- **REQUIREMENT**
Check each line of the material below for "JSON", then copy the ones that contain it.

- **PROVIDED DATA**
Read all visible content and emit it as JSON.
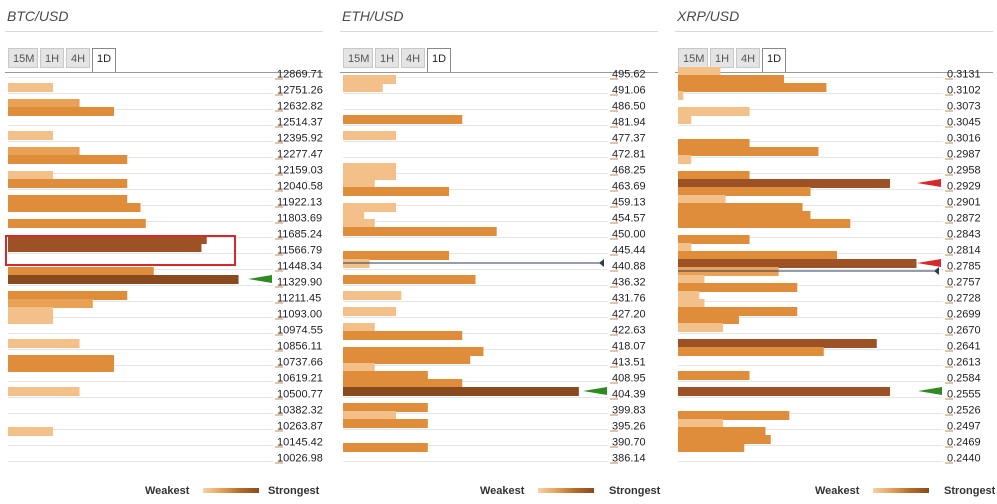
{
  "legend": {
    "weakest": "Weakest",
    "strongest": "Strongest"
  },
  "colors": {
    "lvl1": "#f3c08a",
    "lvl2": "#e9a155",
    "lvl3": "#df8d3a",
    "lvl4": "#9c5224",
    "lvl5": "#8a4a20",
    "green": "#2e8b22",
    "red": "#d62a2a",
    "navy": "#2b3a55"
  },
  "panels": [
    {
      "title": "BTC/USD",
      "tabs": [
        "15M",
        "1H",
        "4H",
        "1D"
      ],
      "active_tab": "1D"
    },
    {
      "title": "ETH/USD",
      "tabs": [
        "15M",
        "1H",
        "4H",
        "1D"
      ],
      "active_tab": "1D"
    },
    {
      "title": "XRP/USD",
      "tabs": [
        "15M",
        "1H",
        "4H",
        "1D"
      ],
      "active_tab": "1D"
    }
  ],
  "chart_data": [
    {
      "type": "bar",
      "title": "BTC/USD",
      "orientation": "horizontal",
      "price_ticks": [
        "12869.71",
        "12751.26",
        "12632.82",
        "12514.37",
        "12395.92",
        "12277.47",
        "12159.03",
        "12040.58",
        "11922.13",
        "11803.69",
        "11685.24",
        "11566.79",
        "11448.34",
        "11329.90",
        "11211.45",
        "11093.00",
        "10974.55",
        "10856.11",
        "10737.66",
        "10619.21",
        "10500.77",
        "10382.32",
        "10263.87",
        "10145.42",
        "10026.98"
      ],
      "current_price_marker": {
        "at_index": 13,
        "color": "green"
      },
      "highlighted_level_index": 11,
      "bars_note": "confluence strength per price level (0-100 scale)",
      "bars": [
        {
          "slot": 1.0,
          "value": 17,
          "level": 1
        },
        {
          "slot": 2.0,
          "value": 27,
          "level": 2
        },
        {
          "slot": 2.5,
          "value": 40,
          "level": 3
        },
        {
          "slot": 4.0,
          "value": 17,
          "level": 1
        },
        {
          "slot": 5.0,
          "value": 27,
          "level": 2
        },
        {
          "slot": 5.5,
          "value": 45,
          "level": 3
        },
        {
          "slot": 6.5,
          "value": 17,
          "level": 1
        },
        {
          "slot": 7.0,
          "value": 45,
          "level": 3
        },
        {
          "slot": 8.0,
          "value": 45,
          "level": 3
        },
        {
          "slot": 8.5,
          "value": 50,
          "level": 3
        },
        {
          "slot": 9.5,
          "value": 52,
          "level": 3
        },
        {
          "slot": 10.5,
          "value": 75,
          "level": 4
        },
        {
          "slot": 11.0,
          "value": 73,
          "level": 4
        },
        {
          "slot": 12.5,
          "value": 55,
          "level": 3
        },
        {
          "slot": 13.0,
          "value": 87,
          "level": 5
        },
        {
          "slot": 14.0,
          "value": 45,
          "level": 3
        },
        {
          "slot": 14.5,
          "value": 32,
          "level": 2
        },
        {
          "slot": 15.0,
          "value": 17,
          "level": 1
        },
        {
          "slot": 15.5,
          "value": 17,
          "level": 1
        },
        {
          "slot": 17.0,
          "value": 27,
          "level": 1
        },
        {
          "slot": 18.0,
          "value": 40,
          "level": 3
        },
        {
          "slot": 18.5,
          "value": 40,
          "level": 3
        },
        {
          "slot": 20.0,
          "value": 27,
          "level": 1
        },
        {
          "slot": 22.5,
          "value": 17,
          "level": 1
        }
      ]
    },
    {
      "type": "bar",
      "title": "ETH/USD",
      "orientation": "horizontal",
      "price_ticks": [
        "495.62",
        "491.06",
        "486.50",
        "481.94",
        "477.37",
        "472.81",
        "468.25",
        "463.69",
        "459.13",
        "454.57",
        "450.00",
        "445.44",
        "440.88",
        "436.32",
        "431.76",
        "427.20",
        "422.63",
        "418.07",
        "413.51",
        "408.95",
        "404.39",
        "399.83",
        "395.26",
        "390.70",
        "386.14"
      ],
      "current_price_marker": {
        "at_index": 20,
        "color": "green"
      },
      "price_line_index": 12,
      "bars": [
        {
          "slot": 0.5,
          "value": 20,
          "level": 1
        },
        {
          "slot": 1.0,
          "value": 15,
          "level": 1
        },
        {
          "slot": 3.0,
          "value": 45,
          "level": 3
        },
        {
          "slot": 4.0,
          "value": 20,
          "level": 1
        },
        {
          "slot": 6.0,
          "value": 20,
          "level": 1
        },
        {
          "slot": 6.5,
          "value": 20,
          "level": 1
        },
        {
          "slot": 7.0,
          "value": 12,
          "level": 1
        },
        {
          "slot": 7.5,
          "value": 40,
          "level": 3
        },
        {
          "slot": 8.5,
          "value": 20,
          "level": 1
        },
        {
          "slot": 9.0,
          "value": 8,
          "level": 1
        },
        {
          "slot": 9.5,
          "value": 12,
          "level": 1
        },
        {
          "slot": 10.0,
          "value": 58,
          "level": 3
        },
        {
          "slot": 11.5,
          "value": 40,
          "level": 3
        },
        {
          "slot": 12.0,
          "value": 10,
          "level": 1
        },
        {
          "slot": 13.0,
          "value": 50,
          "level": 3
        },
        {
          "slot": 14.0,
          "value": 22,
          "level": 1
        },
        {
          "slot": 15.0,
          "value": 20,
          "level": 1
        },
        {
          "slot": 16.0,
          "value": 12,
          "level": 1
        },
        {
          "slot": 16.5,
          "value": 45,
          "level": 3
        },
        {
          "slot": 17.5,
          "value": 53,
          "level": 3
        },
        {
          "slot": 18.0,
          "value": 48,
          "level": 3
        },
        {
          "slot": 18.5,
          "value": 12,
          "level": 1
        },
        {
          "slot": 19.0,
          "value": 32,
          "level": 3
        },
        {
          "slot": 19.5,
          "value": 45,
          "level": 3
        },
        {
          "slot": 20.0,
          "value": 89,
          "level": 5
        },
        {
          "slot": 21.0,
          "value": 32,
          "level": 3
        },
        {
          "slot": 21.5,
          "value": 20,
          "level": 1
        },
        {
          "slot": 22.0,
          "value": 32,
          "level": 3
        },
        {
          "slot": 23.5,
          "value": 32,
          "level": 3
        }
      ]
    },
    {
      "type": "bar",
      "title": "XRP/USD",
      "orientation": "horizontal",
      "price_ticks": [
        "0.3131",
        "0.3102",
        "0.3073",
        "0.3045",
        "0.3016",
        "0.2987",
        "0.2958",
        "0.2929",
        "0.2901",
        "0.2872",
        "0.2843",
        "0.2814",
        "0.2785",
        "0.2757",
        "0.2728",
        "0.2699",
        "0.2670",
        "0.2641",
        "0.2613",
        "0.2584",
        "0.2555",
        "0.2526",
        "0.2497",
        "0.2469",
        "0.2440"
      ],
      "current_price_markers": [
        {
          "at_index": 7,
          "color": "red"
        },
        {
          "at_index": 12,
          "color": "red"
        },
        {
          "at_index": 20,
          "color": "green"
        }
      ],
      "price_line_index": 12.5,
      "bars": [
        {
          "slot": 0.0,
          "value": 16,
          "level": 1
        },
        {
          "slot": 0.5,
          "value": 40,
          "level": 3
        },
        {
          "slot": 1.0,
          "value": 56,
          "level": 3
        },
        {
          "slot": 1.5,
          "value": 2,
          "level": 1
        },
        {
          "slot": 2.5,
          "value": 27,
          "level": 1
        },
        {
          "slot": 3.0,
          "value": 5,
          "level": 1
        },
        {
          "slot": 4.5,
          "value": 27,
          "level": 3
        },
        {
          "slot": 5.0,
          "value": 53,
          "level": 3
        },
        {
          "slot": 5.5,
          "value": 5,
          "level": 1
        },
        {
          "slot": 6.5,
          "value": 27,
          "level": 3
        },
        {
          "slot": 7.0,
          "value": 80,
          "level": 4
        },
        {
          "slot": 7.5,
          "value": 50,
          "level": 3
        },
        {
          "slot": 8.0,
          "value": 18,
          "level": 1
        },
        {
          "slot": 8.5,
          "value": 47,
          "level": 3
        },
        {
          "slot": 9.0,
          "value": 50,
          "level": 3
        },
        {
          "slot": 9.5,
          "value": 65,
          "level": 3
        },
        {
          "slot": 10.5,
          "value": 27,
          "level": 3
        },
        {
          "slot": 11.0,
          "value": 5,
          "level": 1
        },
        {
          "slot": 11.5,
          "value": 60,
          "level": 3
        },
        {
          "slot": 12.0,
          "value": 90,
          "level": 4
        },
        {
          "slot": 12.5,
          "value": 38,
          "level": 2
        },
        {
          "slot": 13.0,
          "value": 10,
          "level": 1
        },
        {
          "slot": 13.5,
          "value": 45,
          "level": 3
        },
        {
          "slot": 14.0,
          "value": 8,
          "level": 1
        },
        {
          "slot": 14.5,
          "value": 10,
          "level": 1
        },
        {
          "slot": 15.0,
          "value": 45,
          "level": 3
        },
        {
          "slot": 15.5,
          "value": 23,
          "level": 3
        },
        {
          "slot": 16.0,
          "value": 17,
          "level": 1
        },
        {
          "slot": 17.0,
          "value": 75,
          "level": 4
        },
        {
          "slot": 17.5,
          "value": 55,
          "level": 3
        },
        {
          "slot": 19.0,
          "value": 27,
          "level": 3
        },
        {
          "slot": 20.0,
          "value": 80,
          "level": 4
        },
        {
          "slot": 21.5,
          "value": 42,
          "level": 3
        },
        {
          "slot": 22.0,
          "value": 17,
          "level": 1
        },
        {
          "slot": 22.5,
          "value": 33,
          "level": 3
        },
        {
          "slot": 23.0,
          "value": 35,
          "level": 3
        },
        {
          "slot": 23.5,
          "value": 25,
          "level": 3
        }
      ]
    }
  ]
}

...

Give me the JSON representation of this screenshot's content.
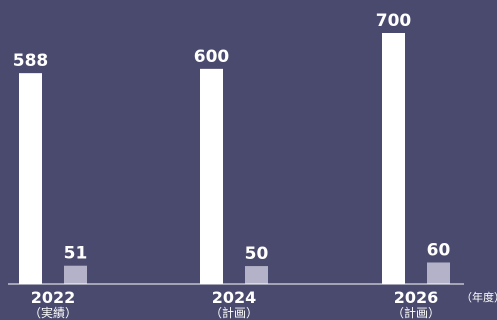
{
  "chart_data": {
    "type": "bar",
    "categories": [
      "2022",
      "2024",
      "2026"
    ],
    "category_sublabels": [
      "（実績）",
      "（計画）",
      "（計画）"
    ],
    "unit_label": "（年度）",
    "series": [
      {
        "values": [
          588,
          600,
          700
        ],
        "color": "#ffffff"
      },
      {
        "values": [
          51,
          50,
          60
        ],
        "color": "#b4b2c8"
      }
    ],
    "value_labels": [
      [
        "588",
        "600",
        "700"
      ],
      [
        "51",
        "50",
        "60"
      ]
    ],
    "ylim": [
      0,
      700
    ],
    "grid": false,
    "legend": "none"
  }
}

- **EXERCISE ANSWER**
Read all visible content and emit it as JSON.
Give me the JSON representation of this screenshot's content.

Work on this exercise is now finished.